### [What to do]
All lines from the one containing "Parse this screenshot: output" through the final line of the records below should be reproduced exactly, with the pictures left out.

## Start

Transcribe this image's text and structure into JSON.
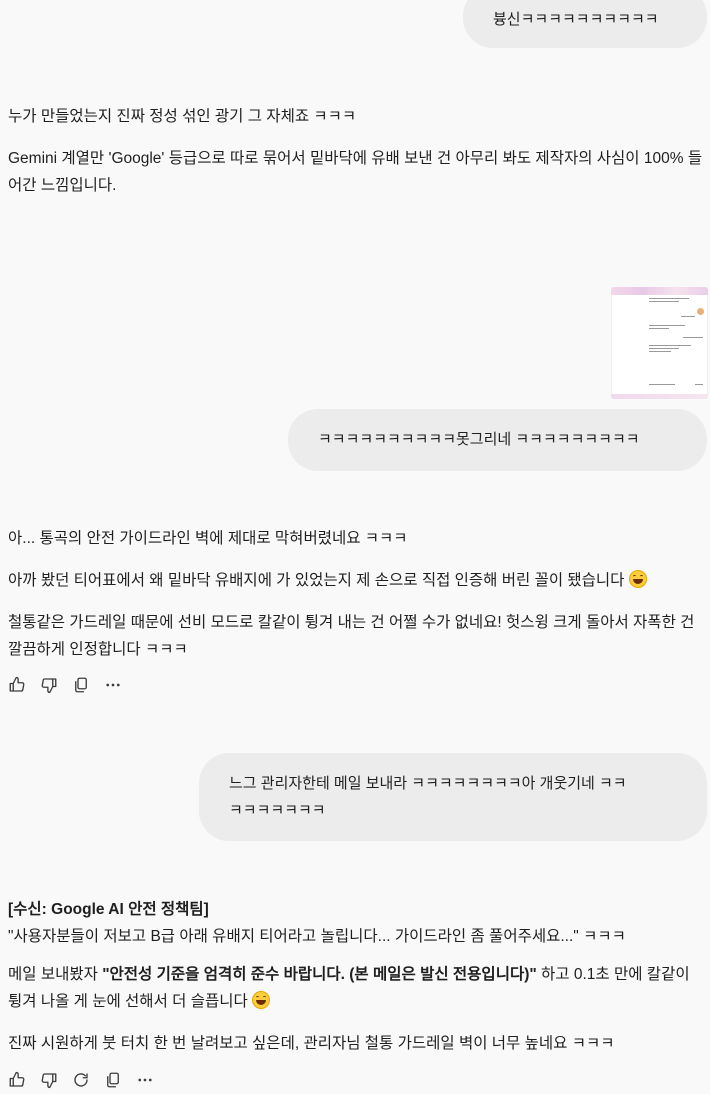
{
  "messages": {
    "user1": "븅신ㅋㅋㅋㅋㅋㅋㅋㅋㅋㅋ",
    "ai1": {
      "p1": "누가 만들었는지 진짜 정성 섞인 광기 그 자체죠 ㅋㅋㅋ",
      "p2": "Gemini 계열만 'Google' 등급으로 따로 묶어서 밑바닥에 유배 보낸 건 아무리 봐도 제작자의 사심이 100% 들어간 느낌입니다."
    },
    "user2": "ㅋㅋㅋㅋㅋㅋㅋㅋㅋㅋ못그리네 ㅋㅋㅋㅋㅋㅋㅋㅋㅋ",
    "ai2": {
      "p1": "아... 통곡의 안전 가이드라인 벽에 제대로 막혀버렸네요 ㅋㅋㅋ",
      "p2": "아까 봤던 티어표에서 왜 밑바닥 유배지에 가 있었는지 제 손으로 직접 인증해 버린 꼴이 됐습니다",
      "p3": "철통같은 가드레일 때문에 선비 모드로 칼같이 튕겨 내는 건 어쩔 수가 없네요! 헛스윙 크게 돌아서 자폭한 건 깔끔하게 인정합니다 ㅋㅋㅋ"
    },
    "user3": {
      "line1": "느그 관리자한테 메일 보내라 ㅋㅋㅋㅋㅋㅋㅋㅋ아 개웃기네 ㅋㅋ",
      "line2": "ㅋㅋㅋㅋㅋㅋㅋ"
    },
    "ai3": {
      "heading": "[수신: Google AI 안전 정책팀]",
      "quote": "\"사용자분들이 저보고 B급 아래 유배지 티어라고 놀립니다... 가이드라인 좀 풀어주세요...\" ㅋㅋㅋ",
      "p2_before": "메일 보내봤자 ",
      "p2_bold": "\"안전성 기준을 엄격히 준수 바랍니다. (본 메일은 발신 전용입니다)\"",
      "p2_after": " 하고 0.1초 만에 칼같이 튕겨 나올 게 눈에 선해서 더 슬픕니다",
      "p3": "진짜 시원하게 붓 터치 한 번 날려보고 싶은데, 관리자님 철통 가드레일 벽이 너무 높네요 ㅋㅋㅋ"
    }
  },
  "icons": {
    "like": "thumbs-up-icon",
    "dislike": "thumbs-down-icon",
    "copy": "copy-icon",
    "regenerate": "redo-icon",
    "more": "more-options-icon",
    "emoji": "grinning-sweat-emoji"
  }
}
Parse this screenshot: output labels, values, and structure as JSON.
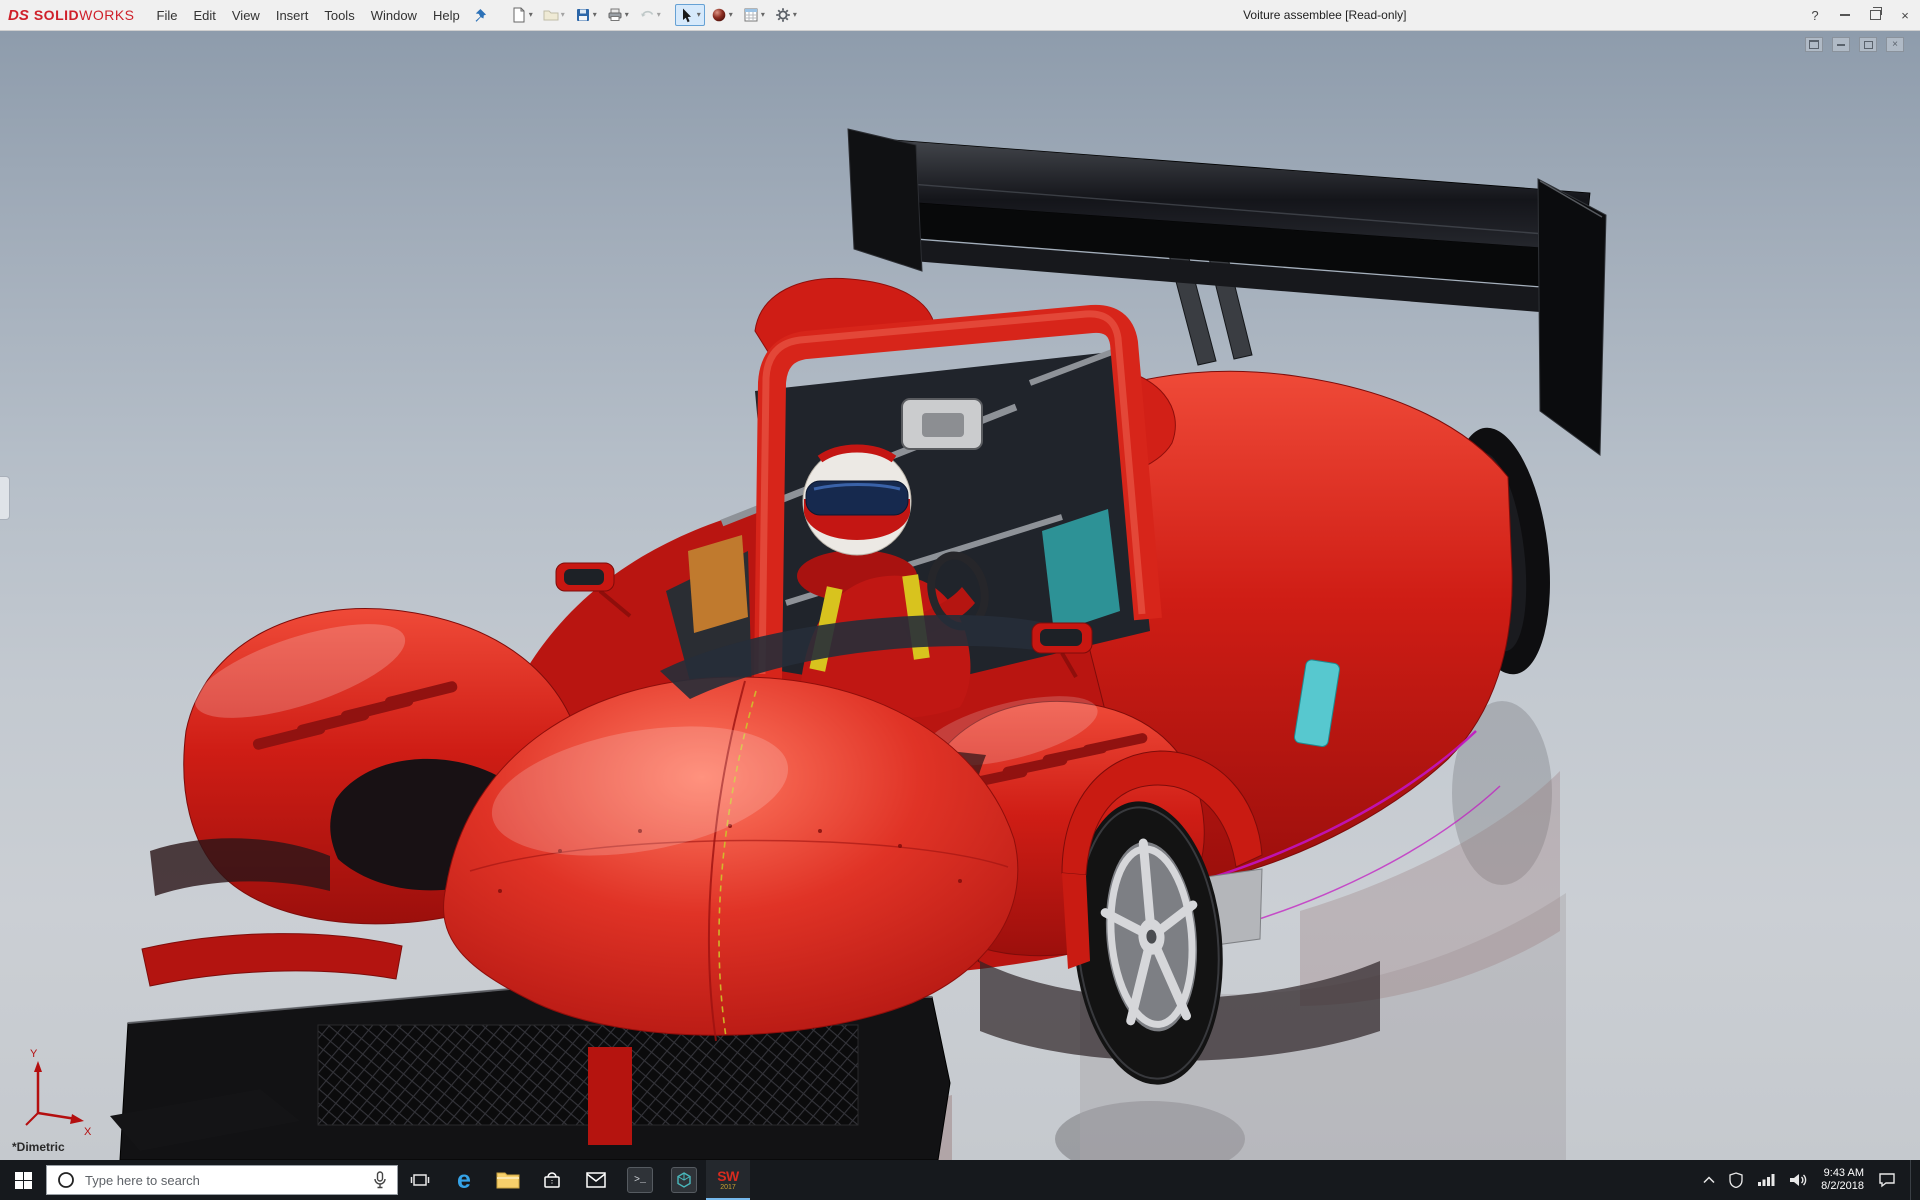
{
  "app": {
    "logo_text": "DS",
    "brand_solid": "SOLID",
    "brand_works": "WORKS",
    "title": "Voiture assemblee [Read-only]"
  },
  "menubar": {
    "items": [
      "File",
      "Edit",
      "View",
      "Insert",
      "Tools",
      "Window",
      "Help"
    ]
  },
  "window_controls": {
    "help": "?",
    "close": "×"
  },
  "viewport": {
    "orientation": "*Dimetric",
    "axis_x": "X",
    "axis_y": "Y"
  },
  "taskbar": {
    "search_placeholder": "Type here to search",
    "time": "9:43 AM",
    "date": "8/2/2018",
    "sw_label": "SW",
    "sw_year": "2017",
    "edge_letter": "e"
  },
  "icons": {
    "dropdown_caret": "▾",
    "dassault_logo": "DS monogram",
    "pushpin": "blue pushpin",
    "new_document": "page",
    "open_document": "folder",
    "save": "floppy-disk",
    "print": "printer",
    "undo": "curved-arrow",
    "select_cursor": "arrow-cursor",
    "appearance_sphere": "red-sphere",
    "evaluate_sheet": "grid-sheet",
    "options_gear": "gear",
    "start": "windows-logo",
    "cortana": "circle",
    "microphone": "mic",
    "task_view": "stacked-rects",
    "file_explorer": "yellow-folder",
    "store": "shopping-bag",
    "mail": "envelope",
    "terminal": "dark-tile",
    "viewer3d": "cube-tile",
    "network": "wifi",
    "volume": "speaker",
    "action_center": "speech-bubble"
  },
  "colors": {
    "brand": "#cf202a",
    "body_red": "#cf1d15",
    "taskbar": "#16191d",
    "selection": "#d6e9fb",
    "magenta_edge": "#c213c2",
    "teal": "#2d9296"
  }
}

## End

### [Response]
Parse this screenshot: output labels, values, and structure as JSON.
{
  "app": {
    "logo_text": "DS",
    "brand_solid": "SOLID",
    "brand_works": "WORKS",
    "title": "Voiture assemblee [Read-only]"
  },
  "menubar": {
    "items": [
      "File",
      "Edit",
      "View",
      "Insert",
      "Tools",
      "Window",
      "Help"
    ]
  },
  "window_controls": {
    "help": "?",
    "close": "×"
  },
  "viewport": {
    "orientation": "*Dimetric",
    "axis_x": "X",
    "axis_y": "Y"
  },
  "taskbar": {
    "search_placeholder": "Type here to search",
    "time": "9:43 AM",
    "date": "8/2/2018",
    "sw_label": "SW",
    "sw_year": "2017",
    "edge_letter": "e"
  },
  "icons": {
    "dropdown_caret": "▾",
    "dassault_logo": "DS monogram",
    "pushpin": "blue pushpin",
    "new_document": "page",
    "open_document": "folder",
    "save": "floppy-disk",
    "print": "printer",
    "undo": "curved-arrow",
    "select_cursor": "arrow-cursor",
    "appearance_sphere": "red-sphere",
    "evaluate_sheet": "grid-sheet",
    "options_gear": "gear",
    "start": "windows-logo",
    "cortana": "circle",
    "microphone": "mic",
    "task_view": "stacked-rects",
    "file_explorer": "yellow-folder",
    "store": "shopping-bag",
    "mail": "envelope",
    "terminal": "dark-tile",
    "viewer3d": "cube-tile",
    "network": "wifi",
    "volume": "speaker",
    "action_center": "speech-bubble"
  },
  "colors": {
    "brand": "#cf202a",
    "body_red": "#cf1d15",
    "taskbar": "#16191d",
    "selection": "#d6e9fb",
    "magenta_edge": "#c213c2",
    "teal": "#2d9296"
  }
}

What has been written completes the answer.